**How to complete this task**
Check every line below for the word "FISH" and copy the ones that have it.

**Data to use**
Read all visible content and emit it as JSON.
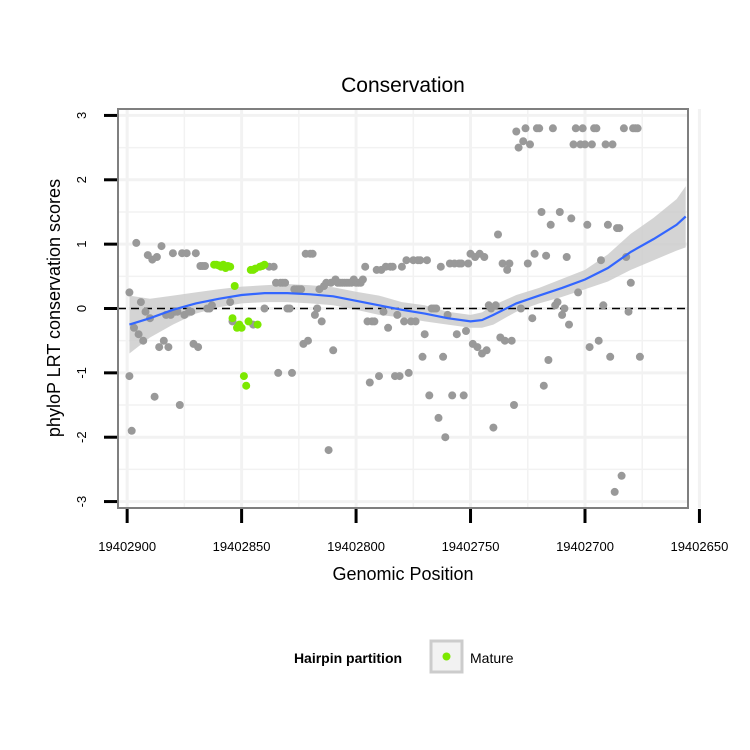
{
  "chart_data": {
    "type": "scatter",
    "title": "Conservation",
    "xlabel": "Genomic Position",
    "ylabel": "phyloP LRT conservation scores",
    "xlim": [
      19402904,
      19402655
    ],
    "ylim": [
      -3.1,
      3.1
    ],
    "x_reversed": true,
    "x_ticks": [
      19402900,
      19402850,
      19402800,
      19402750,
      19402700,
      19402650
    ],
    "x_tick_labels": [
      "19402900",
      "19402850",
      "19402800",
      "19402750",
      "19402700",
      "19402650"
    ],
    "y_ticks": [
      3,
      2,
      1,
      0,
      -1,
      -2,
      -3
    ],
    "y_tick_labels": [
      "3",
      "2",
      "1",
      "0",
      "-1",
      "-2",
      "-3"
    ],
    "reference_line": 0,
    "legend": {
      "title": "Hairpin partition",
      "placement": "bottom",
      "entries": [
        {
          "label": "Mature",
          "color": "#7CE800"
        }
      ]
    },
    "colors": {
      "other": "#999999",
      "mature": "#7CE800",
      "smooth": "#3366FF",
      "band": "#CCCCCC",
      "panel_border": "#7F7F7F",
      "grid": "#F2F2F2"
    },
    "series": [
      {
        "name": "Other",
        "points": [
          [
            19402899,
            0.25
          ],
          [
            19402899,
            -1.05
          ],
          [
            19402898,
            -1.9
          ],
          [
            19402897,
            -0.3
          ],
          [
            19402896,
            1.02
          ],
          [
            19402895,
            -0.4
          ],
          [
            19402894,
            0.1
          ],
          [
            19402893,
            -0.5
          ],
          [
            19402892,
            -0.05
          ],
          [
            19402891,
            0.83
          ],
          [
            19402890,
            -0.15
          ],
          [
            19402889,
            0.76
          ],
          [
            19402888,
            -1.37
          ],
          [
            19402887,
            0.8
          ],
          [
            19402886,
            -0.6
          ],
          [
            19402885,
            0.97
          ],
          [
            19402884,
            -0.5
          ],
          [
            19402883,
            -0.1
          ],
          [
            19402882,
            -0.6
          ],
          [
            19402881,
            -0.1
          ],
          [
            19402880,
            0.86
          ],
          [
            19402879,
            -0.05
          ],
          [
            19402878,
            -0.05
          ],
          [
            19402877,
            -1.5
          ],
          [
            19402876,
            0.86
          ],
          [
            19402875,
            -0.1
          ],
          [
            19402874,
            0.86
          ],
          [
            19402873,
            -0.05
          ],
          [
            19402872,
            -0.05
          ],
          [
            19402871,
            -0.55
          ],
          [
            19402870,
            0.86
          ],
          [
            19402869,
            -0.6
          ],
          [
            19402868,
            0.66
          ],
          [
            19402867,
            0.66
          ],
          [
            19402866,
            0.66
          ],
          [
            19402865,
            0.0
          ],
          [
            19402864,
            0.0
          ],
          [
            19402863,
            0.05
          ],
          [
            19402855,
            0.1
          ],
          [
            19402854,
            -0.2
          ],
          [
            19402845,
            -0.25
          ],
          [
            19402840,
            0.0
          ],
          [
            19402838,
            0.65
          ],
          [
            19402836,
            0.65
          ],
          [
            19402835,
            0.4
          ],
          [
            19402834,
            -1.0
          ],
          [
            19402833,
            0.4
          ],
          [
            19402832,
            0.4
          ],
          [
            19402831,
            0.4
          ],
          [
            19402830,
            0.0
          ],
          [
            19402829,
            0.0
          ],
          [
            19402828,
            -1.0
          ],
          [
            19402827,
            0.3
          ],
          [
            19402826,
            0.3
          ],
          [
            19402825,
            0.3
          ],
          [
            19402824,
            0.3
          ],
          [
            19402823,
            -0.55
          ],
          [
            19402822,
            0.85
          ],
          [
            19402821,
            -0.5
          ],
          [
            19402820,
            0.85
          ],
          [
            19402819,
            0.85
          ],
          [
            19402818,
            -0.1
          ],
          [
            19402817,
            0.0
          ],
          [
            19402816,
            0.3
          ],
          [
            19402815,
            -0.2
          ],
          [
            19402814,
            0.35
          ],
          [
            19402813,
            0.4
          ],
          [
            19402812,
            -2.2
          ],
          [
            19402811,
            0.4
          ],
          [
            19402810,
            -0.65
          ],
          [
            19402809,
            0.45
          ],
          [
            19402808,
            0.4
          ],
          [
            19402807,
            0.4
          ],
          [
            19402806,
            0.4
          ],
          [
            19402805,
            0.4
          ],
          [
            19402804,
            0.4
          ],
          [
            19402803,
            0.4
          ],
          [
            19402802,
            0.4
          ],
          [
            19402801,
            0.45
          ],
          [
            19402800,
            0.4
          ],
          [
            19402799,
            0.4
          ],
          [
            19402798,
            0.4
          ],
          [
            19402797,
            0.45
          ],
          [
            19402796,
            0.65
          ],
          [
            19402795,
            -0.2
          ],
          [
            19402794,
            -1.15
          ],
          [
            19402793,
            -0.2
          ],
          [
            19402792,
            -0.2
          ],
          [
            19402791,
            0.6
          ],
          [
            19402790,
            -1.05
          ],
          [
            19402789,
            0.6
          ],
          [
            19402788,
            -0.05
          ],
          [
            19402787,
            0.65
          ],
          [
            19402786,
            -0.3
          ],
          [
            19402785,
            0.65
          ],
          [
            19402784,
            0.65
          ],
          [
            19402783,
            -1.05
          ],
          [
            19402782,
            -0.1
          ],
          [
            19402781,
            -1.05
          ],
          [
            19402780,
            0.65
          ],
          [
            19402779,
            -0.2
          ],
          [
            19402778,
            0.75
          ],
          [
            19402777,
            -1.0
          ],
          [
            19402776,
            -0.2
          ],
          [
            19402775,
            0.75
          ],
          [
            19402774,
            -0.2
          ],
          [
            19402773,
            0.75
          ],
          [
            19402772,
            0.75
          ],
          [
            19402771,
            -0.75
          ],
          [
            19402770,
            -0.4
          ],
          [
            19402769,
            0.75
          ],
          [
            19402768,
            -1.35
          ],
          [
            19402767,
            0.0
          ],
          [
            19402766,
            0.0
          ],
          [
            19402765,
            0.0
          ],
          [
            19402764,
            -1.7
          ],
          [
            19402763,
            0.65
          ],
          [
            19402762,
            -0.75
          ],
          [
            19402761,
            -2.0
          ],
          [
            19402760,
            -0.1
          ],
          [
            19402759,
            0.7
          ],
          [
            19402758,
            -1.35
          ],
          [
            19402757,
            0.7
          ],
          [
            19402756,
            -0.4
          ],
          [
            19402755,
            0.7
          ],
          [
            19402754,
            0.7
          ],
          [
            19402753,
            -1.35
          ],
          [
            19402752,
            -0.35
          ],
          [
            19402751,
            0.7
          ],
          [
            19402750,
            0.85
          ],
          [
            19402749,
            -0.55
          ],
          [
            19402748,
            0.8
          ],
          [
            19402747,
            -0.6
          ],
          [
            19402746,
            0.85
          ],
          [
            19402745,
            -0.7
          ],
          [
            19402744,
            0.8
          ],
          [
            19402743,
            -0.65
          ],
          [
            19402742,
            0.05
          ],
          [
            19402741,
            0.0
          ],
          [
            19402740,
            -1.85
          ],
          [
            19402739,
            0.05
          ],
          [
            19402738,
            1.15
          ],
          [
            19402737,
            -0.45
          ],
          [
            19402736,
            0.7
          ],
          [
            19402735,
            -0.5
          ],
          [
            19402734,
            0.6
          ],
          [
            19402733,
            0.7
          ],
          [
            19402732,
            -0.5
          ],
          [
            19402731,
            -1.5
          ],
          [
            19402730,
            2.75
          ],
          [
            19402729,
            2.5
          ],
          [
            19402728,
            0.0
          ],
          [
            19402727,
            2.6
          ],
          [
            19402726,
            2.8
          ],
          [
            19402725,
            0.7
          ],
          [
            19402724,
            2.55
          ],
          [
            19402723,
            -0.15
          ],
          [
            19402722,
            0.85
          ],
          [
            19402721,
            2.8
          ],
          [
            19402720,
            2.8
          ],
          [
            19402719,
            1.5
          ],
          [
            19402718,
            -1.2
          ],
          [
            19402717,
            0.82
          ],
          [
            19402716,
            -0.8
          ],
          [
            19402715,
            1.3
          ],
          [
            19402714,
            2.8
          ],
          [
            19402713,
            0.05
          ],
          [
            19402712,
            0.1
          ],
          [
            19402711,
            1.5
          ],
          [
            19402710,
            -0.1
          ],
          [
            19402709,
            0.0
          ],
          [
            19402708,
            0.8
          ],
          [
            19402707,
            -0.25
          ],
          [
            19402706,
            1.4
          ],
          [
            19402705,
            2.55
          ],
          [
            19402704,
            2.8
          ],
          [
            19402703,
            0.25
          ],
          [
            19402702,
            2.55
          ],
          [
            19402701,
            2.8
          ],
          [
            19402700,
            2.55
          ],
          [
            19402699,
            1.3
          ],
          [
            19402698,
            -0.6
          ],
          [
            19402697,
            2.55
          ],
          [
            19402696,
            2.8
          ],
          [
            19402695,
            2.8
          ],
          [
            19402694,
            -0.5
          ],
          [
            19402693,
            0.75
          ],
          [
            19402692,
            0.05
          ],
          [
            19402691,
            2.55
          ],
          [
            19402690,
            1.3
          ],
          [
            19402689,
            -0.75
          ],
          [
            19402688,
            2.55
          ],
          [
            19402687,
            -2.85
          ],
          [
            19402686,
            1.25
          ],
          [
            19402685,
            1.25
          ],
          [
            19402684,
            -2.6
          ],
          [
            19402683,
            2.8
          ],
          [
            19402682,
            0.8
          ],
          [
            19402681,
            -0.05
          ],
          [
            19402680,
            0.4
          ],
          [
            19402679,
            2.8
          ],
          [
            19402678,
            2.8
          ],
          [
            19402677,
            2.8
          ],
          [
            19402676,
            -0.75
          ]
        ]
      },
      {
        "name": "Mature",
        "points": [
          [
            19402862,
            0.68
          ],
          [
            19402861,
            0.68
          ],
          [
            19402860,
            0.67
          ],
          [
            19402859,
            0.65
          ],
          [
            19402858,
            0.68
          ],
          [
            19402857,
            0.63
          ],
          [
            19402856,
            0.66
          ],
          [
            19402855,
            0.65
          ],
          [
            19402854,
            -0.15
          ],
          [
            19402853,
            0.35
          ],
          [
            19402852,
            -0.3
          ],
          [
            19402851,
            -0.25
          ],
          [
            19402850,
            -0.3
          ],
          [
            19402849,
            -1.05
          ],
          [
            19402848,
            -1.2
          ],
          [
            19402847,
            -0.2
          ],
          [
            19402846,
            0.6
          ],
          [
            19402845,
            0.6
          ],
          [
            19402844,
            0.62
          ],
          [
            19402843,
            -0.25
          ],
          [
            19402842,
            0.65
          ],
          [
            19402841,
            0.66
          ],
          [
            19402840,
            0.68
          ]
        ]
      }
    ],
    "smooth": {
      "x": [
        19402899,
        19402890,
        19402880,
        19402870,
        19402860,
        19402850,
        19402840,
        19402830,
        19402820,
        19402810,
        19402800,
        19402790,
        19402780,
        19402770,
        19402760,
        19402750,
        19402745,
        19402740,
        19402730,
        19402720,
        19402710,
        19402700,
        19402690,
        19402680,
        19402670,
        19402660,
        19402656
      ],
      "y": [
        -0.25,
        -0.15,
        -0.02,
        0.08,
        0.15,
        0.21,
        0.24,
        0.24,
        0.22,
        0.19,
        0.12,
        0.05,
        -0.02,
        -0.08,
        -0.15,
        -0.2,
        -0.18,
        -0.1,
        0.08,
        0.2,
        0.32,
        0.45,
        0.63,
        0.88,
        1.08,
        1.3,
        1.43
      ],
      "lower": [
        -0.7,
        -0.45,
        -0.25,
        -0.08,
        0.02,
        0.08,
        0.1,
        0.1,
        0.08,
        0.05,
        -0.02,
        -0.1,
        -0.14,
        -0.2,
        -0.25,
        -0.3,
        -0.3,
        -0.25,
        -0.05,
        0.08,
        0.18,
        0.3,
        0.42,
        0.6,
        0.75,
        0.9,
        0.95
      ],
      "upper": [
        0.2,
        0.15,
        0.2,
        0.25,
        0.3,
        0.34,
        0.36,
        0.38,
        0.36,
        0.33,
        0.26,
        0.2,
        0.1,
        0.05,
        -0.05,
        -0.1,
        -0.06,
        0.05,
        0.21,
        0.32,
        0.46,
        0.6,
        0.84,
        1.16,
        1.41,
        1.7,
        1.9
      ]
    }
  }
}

...

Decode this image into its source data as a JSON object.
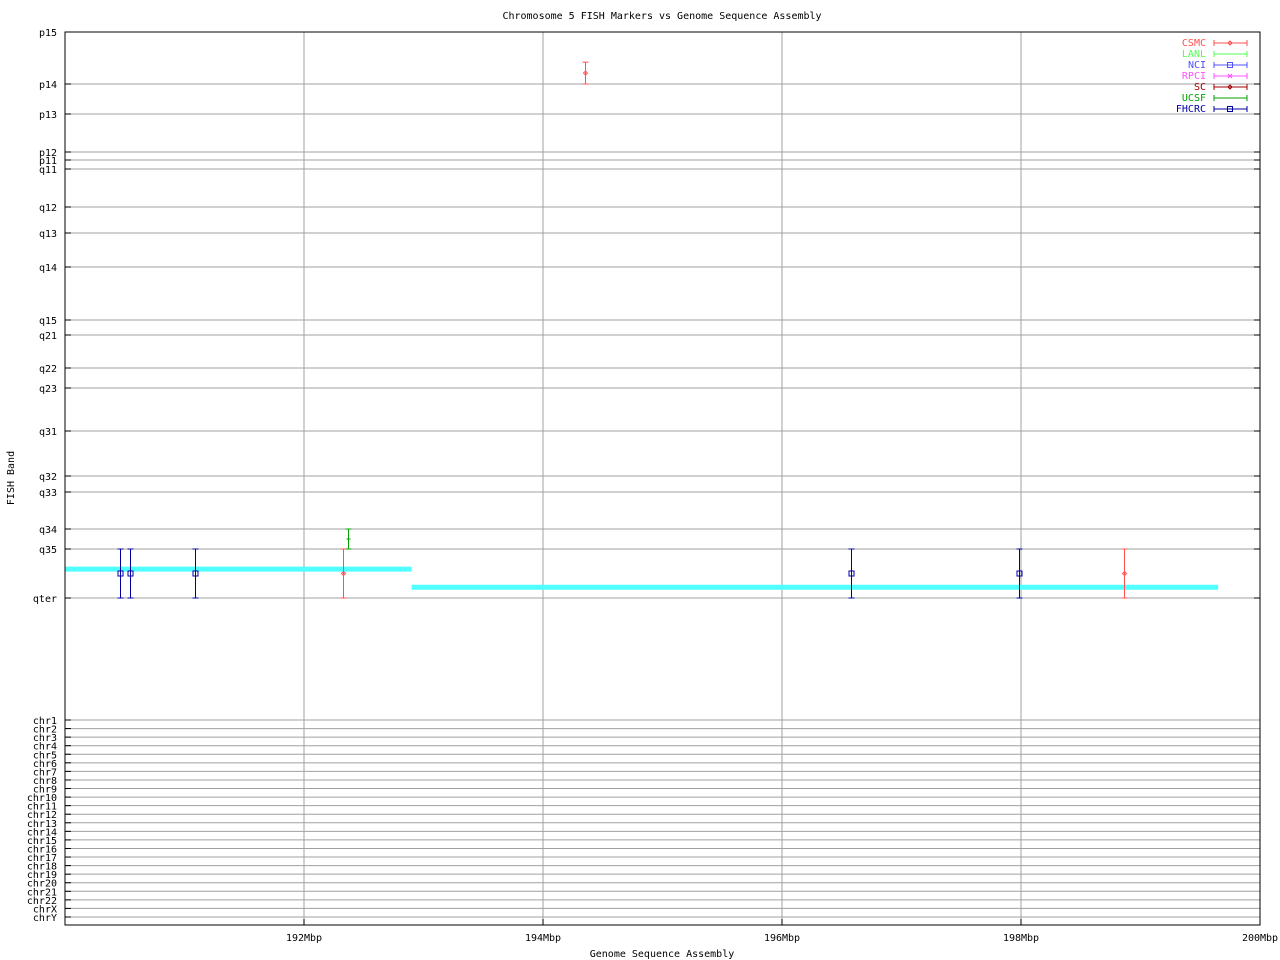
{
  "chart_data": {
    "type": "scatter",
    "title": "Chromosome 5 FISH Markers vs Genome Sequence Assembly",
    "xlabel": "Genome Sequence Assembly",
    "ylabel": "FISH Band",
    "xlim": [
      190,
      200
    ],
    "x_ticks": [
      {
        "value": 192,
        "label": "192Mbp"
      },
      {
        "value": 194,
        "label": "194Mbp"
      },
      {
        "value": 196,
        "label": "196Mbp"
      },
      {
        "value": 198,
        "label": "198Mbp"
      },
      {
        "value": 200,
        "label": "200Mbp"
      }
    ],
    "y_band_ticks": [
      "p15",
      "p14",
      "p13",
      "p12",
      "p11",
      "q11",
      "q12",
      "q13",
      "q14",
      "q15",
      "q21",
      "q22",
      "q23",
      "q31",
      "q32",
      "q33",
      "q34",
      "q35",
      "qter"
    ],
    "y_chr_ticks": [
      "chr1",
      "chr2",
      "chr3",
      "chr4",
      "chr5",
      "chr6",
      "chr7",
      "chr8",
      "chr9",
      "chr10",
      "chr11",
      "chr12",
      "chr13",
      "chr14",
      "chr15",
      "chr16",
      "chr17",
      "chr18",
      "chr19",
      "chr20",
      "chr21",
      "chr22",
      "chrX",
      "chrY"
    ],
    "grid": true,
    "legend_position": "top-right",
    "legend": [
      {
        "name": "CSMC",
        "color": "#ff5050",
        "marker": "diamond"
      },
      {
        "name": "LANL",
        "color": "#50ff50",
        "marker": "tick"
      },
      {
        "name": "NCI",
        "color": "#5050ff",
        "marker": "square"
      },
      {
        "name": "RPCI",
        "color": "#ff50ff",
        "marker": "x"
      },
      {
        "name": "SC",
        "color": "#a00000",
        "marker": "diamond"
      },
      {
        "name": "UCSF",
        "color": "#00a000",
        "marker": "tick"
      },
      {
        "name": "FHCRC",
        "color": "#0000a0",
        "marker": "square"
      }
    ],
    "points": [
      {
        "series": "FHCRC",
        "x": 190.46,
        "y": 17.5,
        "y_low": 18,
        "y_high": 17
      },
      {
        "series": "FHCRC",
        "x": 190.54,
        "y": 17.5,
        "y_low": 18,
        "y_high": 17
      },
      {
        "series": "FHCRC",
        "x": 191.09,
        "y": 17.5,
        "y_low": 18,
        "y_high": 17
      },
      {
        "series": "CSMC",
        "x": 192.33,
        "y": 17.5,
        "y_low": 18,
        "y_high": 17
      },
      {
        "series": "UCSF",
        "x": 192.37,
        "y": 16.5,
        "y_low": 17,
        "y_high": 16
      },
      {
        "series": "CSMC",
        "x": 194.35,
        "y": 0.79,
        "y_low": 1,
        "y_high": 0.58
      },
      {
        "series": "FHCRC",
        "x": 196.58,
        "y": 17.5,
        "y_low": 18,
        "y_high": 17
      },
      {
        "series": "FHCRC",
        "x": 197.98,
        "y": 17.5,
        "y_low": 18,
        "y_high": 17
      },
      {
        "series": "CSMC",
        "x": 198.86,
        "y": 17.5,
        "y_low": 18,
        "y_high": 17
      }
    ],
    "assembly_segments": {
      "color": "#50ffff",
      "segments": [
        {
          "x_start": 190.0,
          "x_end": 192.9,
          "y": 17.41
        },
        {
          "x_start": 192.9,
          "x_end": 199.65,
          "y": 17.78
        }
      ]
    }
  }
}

**Answer space**
    "title": "Chromosome 5 FISH Markers vs Genome Sequence Assembly",
    "ylabel": "FISH Band",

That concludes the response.